* start Dataset extract *
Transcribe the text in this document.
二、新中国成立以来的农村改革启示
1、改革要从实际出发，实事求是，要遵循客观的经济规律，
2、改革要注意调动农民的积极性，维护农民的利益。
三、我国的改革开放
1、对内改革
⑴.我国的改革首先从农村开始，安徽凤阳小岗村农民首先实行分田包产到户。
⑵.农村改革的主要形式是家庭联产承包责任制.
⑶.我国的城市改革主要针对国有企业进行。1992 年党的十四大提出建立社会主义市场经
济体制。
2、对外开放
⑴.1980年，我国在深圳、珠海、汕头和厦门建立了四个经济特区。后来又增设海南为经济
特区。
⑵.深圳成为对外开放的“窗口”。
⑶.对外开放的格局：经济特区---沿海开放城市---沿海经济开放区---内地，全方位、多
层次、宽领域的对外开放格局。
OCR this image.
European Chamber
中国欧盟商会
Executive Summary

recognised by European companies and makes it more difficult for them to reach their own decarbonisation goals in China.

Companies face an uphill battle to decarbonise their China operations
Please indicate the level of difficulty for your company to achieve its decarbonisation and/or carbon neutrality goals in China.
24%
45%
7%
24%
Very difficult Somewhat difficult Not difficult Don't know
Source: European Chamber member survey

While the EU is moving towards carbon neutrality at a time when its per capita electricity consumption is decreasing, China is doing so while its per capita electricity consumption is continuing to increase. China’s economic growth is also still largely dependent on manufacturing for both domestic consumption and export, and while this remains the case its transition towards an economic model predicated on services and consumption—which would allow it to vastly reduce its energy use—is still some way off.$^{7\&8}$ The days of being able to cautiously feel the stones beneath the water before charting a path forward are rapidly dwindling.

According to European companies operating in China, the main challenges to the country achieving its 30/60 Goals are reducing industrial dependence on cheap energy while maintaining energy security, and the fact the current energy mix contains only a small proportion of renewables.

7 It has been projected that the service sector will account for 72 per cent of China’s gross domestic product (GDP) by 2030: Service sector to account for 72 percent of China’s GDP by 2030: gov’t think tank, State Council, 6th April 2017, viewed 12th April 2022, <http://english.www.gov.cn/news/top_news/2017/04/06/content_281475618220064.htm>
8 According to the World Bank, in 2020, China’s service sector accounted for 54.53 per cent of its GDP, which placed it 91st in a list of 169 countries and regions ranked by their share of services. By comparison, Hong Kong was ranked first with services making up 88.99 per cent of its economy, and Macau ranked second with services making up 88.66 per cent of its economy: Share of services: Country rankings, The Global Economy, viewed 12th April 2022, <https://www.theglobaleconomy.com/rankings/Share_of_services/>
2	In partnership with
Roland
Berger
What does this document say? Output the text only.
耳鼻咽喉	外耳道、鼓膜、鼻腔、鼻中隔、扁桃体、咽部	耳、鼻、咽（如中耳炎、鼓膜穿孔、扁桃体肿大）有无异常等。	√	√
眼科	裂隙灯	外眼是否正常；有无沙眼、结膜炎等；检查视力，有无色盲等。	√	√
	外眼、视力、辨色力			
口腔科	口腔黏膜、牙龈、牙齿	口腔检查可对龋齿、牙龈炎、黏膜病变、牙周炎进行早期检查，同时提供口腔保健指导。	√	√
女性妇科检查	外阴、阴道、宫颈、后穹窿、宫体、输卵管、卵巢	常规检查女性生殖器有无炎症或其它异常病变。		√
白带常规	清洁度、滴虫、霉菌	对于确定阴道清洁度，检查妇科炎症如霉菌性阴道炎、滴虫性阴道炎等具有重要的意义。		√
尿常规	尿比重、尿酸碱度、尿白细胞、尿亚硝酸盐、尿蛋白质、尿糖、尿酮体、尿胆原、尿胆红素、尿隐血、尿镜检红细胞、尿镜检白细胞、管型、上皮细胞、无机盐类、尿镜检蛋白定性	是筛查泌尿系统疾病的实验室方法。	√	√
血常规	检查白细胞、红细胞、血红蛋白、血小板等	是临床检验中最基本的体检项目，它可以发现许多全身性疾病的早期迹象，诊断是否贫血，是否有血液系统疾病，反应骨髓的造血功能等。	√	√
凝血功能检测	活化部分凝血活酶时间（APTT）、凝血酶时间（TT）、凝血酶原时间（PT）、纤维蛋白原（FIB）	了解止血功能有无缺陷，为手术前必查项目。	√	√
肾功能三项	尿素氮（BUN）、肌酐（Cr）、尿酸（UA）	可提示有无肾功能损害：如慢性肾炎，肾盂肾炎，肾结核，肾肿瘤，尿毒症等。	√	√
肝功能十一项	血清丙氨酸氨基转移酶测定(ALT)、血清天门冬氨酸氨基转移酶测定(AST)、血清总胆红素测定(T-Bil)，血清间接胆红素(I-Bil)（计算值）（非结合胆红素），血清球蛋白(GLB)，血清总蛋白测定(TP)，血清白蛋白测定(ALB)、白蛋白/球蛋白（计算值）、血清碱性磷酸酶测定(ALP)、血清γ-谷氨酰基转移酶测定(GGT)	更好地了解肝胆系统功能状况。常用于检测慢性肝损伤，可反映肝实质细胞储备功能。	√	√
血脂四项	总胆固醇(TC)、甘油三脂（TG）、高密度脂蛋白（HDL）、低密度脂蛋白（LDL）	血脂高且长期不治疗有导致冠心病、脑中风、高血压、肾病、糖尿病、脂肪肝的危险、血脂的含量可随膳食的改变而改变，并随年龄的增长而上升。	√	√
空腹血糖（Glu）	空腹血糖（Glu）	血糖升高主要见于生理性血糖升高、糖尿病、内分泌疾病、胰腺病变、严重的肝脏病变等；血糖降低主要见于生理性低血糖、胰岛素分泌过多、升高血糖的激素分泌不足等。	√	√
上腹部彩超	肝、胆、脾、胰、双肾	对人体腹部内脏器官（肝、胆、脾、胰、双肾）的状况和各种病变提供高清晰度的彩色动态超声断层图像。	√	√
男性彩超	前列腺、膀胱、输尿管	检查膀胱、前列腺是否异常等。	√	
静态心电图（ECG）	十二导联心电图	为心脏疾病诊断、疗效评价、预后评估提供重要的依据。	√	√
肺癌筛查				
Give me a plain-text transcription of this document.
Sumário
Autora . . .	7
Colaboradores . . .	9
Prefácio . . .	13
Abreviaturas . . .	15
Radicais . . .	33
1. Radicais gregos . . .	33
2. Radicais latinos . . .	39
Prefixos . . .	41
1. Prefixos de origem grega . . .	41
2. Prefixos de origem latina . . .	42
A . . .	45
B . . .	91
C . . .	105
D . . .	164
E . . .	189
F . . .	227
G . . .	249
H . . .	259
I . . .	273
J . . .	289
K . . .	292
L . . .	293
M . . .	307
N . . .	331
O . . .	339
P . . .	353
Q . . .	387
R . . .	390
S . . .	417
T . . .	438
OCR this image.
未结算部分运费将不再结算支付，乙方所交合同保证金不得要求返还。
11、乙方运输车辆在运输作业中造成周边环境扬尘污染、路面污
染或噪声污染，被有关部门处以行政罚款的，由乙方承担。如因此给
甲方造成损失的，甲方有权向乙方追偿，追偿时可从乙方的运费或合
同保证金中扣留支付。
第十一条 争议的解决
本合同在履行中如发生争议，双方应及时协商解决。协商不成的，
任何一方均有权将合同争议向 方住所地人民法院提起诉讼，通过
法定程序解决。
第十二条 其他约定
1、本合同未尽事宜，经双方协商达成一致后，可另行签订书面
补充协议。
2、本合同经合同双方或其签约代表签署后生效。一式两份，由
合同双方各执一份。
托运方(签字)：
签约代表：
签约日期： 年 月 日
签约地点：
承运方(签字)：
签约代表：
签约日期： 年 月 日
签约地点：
* end Dataset extract *
Problem details:
Give the count of lines holding the word "services", with no other words.

Task answer:
2